▶ [OBJECTIVE] Return all lines below containing the word "Intro".

(Stored data entries)
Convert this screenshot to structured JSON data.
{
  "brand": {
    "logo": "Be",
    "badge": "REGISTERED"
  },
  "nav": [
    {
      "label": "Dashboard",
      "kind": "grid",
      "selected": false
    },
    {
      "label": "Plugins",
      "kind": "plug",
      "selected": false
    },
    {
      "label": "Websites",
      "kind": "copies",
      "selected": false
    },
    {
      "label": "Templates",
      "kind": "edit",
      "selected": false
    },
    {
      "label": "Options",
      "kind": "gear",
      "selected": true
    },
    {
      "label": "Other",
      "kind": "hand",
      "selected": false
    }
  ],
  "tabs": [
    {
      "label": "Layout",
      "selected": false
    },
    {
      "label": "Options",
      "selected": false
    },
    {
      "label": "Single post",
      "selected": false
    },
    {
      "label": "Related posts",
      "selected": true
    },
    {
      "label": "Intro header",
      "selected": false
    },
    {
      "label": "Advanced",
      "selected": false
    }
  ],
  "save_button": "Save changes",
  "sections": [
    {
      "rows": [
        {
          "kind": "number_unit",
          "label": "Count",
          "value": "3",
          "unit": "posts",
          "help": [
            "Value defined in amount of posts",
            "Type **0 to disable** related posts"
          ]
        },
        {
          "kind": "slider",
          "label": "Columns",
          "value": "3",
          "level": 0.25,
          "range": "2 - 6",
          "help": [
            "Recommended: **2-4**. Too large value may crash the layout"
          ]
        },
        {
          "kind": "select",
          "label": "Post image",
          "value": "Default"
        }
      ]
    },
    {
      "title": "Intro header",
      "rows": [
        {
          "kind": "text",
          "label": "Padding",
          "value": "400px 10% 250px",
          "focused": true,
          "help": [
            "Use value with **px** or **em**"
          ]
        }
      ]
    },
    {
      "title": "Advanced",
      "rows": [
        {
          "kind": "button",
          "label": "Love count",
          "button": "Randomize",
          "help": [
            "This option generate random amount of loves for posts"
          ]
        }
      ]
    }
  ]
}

▶ [WRITTEN ANSWER]
      "label": "Intro header",
      "title": "Intro header",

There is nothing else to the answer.